-- Source data start --

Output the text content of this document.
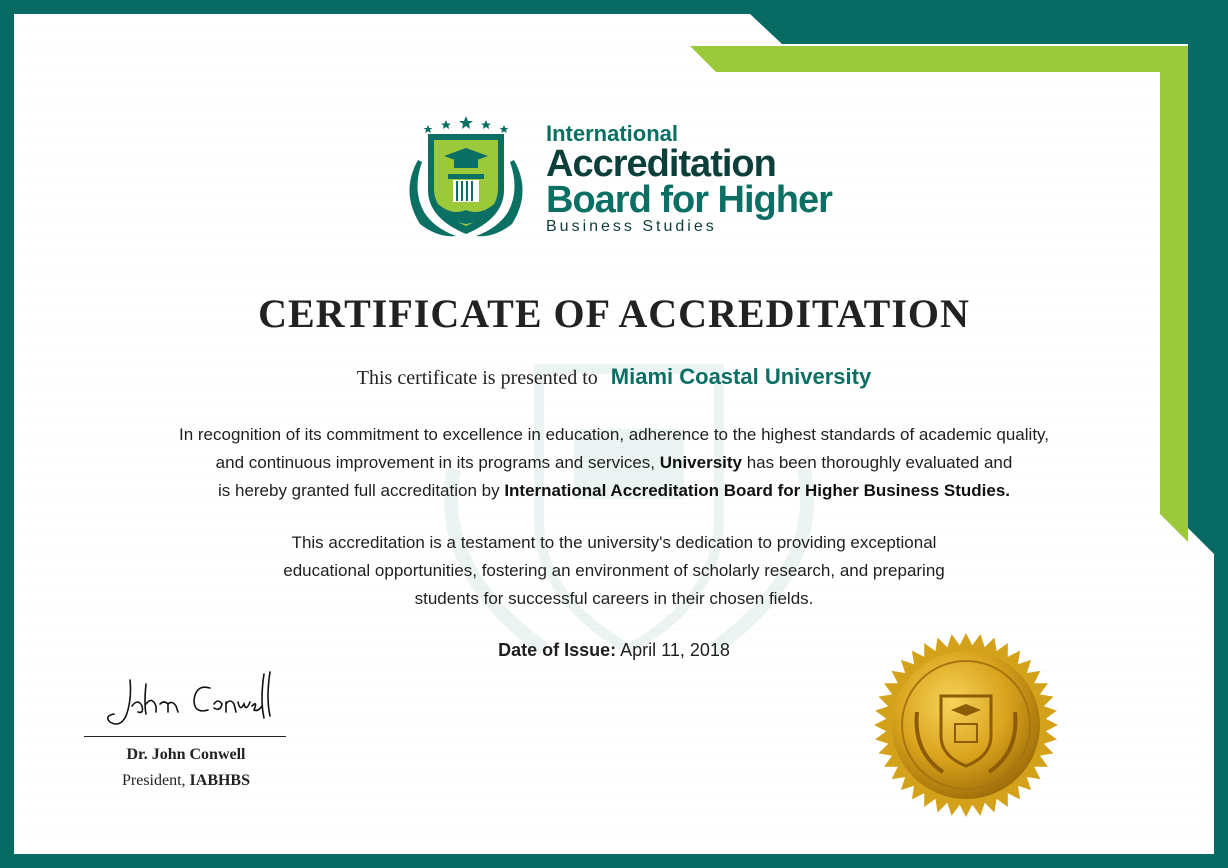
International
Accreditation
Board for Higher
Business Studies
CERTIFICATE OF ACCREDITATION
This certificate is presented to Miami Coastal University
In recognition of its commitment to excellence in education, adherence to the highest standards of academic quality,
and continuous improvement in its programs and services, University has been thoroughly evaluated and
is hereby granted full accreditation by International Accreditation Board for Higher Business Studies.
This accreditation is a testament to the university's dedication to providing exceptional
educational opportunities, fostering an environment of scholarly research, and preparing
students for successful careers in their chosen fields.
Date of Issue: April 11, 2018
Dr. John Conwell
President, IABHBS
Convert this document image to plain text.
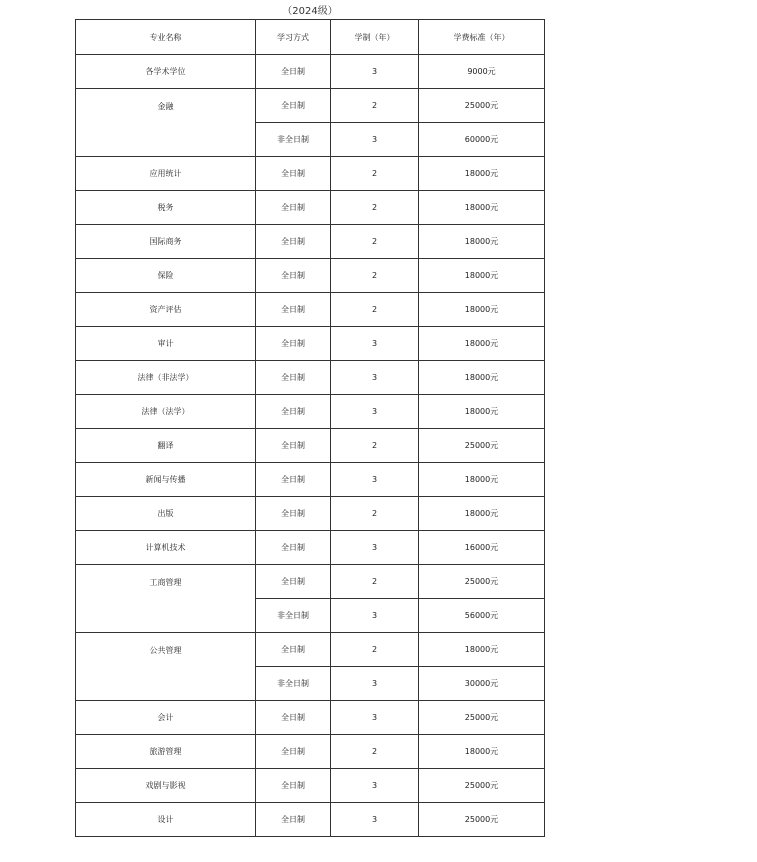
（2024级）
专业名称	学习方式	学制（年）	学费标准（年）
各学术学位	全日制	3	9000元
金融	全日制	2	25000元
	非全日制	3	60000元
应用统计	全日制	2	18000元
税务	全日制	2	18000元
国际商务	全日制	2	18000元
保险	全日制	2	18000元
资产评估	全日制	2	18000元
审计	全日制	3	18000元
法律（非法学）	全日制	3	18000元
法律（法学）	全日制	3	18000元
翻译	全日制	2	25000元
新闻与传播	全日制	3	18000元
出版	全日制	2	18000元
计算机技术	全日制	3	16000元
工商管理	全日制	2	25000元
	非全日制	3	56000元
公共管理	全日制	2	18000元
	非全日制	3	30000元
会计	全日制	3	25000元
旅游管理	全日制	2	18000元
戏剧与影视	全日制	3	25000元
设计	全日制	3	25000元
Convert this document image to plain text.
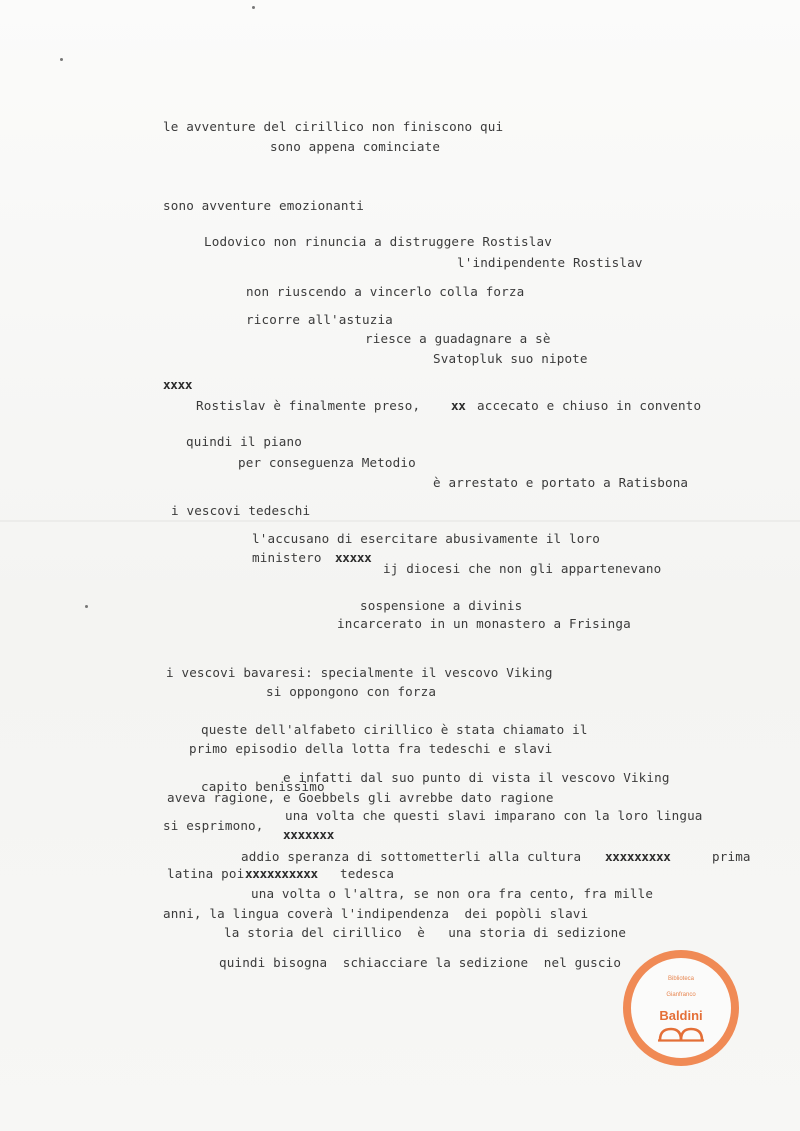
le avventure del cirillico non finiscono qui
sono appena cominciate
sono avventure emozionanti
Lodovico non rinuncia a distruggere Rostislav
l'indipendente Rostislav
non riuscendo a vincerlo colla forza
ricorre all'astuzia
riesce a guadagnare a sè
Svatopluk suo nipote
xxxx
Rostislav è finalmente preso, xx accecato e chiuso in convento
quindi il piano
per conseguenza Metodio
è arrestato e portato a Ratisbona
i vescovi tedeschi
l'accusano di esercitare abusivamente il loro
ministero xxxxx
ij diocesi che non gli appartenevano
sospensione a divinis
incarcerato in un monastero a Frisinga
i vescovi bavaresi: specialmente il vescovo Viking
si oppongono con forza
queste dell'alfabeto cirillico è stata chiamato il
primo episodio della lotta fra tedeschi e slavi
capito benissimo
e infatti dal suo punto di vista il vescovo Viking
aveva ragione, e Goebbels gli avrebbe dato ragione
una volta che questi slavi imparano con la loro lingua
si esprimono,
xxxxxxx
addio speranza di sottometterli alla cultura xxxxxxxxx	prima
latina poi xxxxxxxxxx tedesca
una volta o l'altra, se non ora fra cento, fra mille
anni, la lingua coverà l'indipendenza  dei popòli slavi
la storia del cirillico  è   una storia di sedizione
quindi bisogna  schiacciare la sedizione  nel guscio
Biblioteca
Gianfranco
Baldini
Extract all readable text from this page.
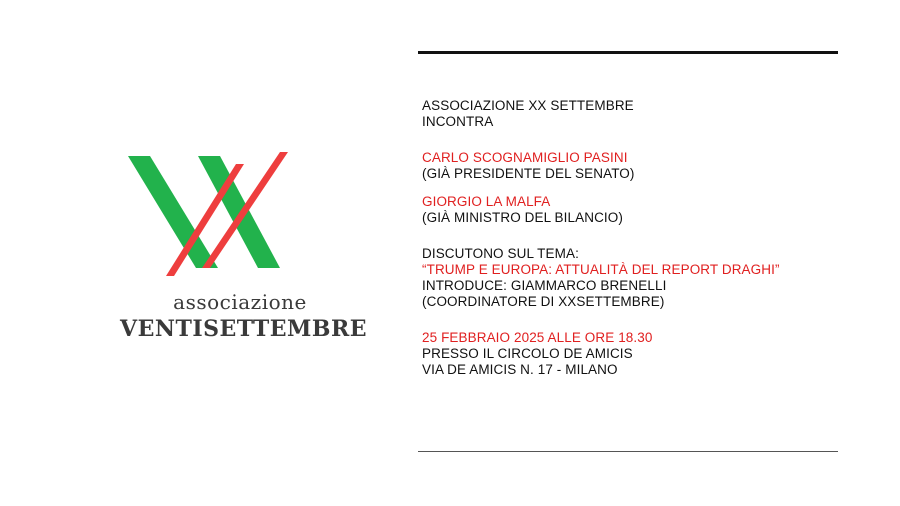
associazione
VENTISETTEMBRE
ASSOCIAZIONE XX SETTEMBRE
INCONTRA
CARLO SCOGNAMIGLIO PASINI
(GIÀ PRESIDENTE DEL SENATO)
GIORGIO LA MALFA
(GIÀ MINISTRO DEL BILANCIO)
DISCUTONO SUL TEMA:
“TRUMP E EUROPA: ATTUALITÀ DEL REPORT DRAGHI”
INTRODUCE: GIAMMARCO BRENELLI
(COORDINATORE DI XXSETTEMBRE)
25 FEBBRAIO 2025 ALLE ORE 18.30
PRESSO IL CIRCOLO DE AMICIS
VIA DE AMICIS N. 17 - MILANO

-- Source data end --

[Exercise]: Restate the full listing verbatim and drop every picture.

[The solution]:
Output the text content of this document.
International
Accreditation
Board for Higher
Business Studies
CERTIFICATE OF ACCREDITATION
This certificate is presented to Miami Coastal University
In recognition of its commitment to excellence in education, adherence to the highest standards of academic quality,
and continuous improvement in its programs and services, University has been thoroughly evaluated and
is hereby granted full accreditation by International Accreditation Board for Higher Business Studies.
This accreditation is a testament to the university's dedication to providing exceptional
educational opportunities, fostering an environment of scholarly research, and preparing
students for successful careers in their chosen fields.
Date of Issue: April 11, 2018
Dr. John Conwell
President, IABHBS
Convert this document image to plain text.
（2024级）
专业名称	学习方式	学制（年）	学费标准（年）
各学术学位	全日制	3	9000元
金融	全日制	2	25000元
	非全日制	3	60000元
应用统计	全日制	2	18000元
税务	全日制	2	18000元
国际商务	全日制	2	18000元
保险	全日制	2	18000元
资产评估	全日制	2	18000元
审计	全日制	3	18000元
法律（非法学）	全日制	3	18000元
法律（法学）	全日制	3	18000元
翻译	全日制	2	25000元
新闻与传播	全日制	3	18000元
出版	全日制	2	18000元
计算机技术	全日制	3	16000元
工商管理	全日制	2	25000元
	非全日制	3	56000元
公共管理	全日制	2	18000元
	非全日制	3	30000元
会计	全日制	3	25000元
旅游管理	全日制	2	18000元
戏剧与影视	全日制	3	25000元
设计	全日制	3	25000元
Convert this document image to plain text.
le avventure del cirillico non finiscono qui
sono appena cominciate
sono avventure emozionanti
Lodovico non rinuncia a distruggere Rostislav
l'indipendente Rostislav
non riuscendo a vincerlo colla forza
ricorre all'astuzia
riesce a guadagnare a sè
Svatopluk suo nipote
xxxx
Rostislav è finalmente preso, xx accecato e chiuso in convento
quindi il piano
per conseguenza Metodio
è arrestato e portato a Ratisbona
i vescovi tedeschi
l'accusano di esercitare abusivamente il loro
ministero xxxxx
ij diocesi che non gli appartenevano
sospensione a divinis
incarcerato in un monastero a Frisinga
i vescovi bavaresi: specialmente il vescovo Viking
si oppongono con forza
queste dell'alfabeto cirillico è stata chiamato il
primo episodio della lotta fra tedeschi e slavi
capito benissimo
e infatti dal suo punto di vista il vescovo Viking
aveva ragione, e Goebbels gli avrebbe dato ragione
una volta che questi slavi imparano con la loro lingua
si esprimono,
xxxxxxx
addio speranza di sottometterli alla cultura xxxxxxxxx	prima
latina poi xxxxxxxxxx tedesca
una volta o l'altra, se non ora fra cento, fra mille
anni, la lingua coverà l'indipendenza  dei popòli slavi
la storia del cirillico  è   una storia di sedizione
quindi bisogna  schiacciare la sedizione  nel guscio
Biblioteca
Gianfranco
Baldini
Extract all readable text from this page.
associazione
VENTISETTEMBRE
ASSOCIAZIONE XX SETTEMBRE
INCONTRA
CARLO SCOGNAMIGLIO PASINI
(GIÀ PRESIDENTE DEL SENATO)
GIORGIO LA MALFA
(GIÀ MINISTRO DEL BILANCIO)
DISCUTONO SUL TEMA:
“TRUMP E EUROPA: ATTUALITÀ DEL REPORT DRAGHI”
INTRODUCE: GIAMMARCO BRENELLI
(COORDINATORE DI XXSETTEMBRE)
25 FEBBRAIO 2025 ALLE ORE 18.30
PRESSO IL CIRCOLO DE AMICIS
VIA DE AMICIS N. 17 - MILANO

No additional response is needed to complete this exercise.